# JOB:
Transcribe each line of the material as it is, and drop any picture.
===
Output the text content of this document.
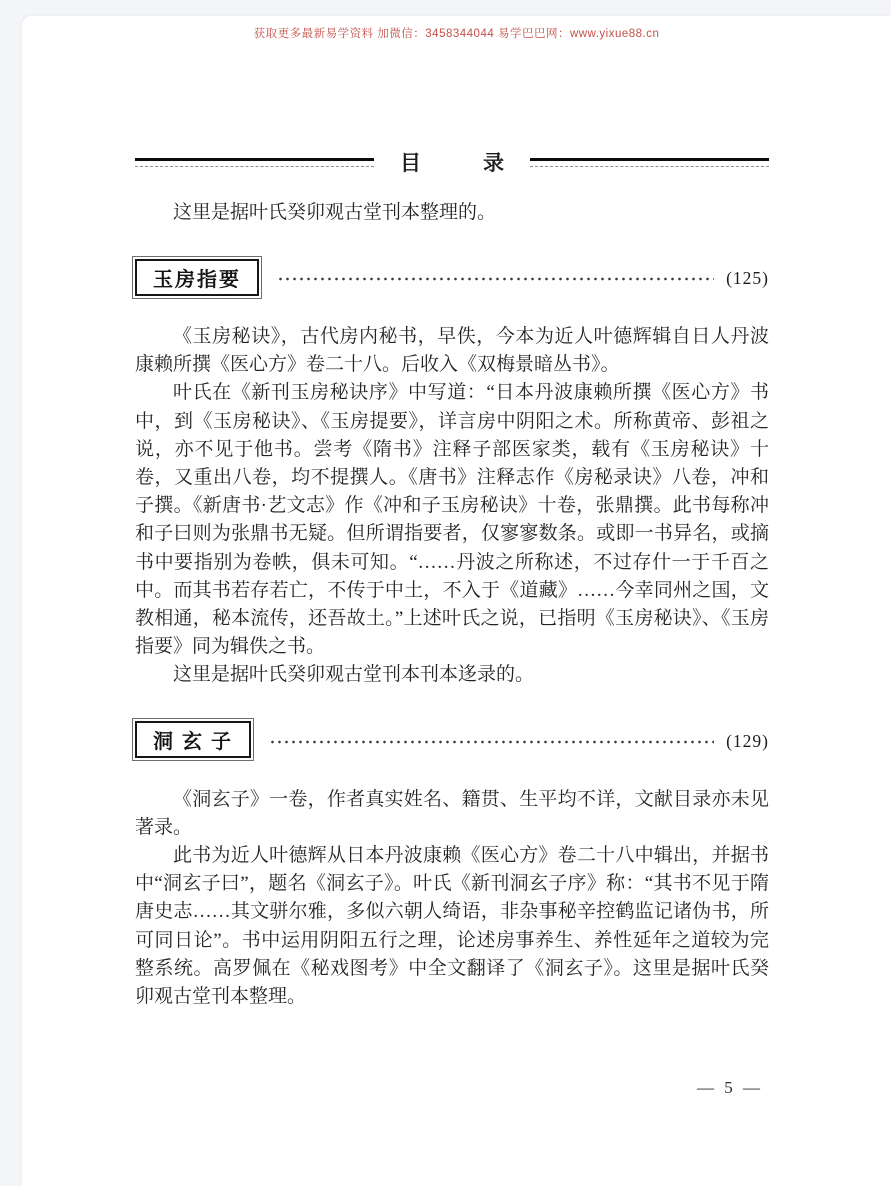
获取更多最新易学资料 加微信：3458344044 易学巴巴网：www.yixue88.cn
目	录

这里是据叶氏癸卯观古堂刊本整理的。

玉房指要	(125)

《玉房秘诀》，古代房内秘书，早佚，今本为近人叶德辉辑自日人丹波康赖所撰《医心方》卷二十八。后收入《双梅景暗丛书》。

叶氏在《新刊玉房秘诀序》中写道：“日本丹波康赖所撰《医心方》书中，到《玉房秘诀》、《玉房提要》，详言房中阴阳之术。所称黄帝、彭祖之说，亦不见于他书。尝考《隋书》注释子部医家类，载有《玉房秘诀》十卷，又重出八卷，均不提撰人。《唐书》注释志作《房秘录诀》八卷，冲和子撰。《新唐书·艺文志》作《冲和子玉房秘诀》十卷，张鼎撰。此书每称冲和子曰则为张鼎书无疑。但所谓指要者，仅寥寥数条。或即一书异名，或摘书中要指别为卷帙，俱未可知。“……丹波之所称述，不过存什一于千百之中。而其书若存若亡，不传于中土，不入于《道藏》……今幸同州之国，文教相通，秘本流传，还吾故土。”上述叶氏之说，已指明《玉房秘诀》、《玉房指要》同为辑佚之书。

这里是据叶氏癸卯观古堂刊本刊本迻录的。

洞 玄 子	(129)

《洞玄子》一卷，作者真实姓名、籍贯、生平均不详，文献目录亦未见著录。

此书为近人叶德辉从日本丹波康赖《医心方》卷二十八中辑出，并据书中“洞玄子曰”，题名《洞玄子》。叶氏《新刊洞玄子序》称：“其书不见于隋唐史志……其文骈尔雅，多似六朝人绮语，非杂事秘辛控鹤监记诸伪书，所可同日论”。书中运用阴阳五行之理，论述房事养生、养性延年之道较为完整系统。高罗佩在《秘戏图考》中全文翻译了《洞玄子》。这里是据叶氏癸卯观古堂刊本整理。

— 5 —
===
# RESPONSE FOR THIS EXERCISE:
Output the text content of this document.
获取更多最新易学资料 加微信：3458344044 易学巴巴网：www.yixue88.cn
目	录

这里是据叶氏癸卯观古堂刊本整理的。

玉房指要	(125)

《玉房秘诀》，古代房内秘书，早佚，今本为近人叶德辉辑自日人丹波康赖所撰《医心方》卷二十八。后收入《双梅景暗丛书》。

叶氏在《新刊玉房秘诀序》中写道：“日本丹波康赖所撰《医心方》书中，到《玉房秘诀》、《玉房提要》，详言房中阴阳之术。所称黄帝、彭祖之说，亦不见于他书。尝考《隋书》注释子部医家类，载有《玉房秘诀》十卷，又重出八卷，均不提撰人。《唐书》注释志作《房秘录诀》八卷，冲和子撰。《新唐书·艺文志》作《冲和子玉房秘诀》十卷，张鼎撰。此书每称冲和子曰则为张鼎书无疑。但所谓指要者，仅寥寥数条。或即一书异名，或摘书中要指别为卷帙，俱未可知。“……丹波之所称述，不过存什一于千百之中。而其书若存若亡，不传于中土，不入于《道藏》……今幸同州之国，文教相通，秘本流传，还吾故土。”上述叶氏之说，已指明《玉房秘诀》、《玉房指要》同为辑佚之书。

这里是据叶氏癸卯观古堂刊本刊本迻录的。

洞 玄 子	(129)

《洞玄子》一卷，作者真实姓名、籍贯、生平均不详，文献目录亦未见著录。

此书为近人叶德辉从日本丹波康赖《医心方》卷二十八中辑出，并据书中“洞玄子曰”，题名《洞玄子》。叶氏《新刊洞玄子序》称：“其书不见于隋唐史志……其文骈尔雅，多似六朝人绮语，非杂事秘辛控鹤监记诸伪书，所可同日论”。书中运用阴阳五行之理，论述房事养生、养性延年之道较为完整系统。高罗佩在《秘戏图考》中全文翻译了《洞玄子》。这里是据叶氏癸卯观古堂刊本整理。

— 5 —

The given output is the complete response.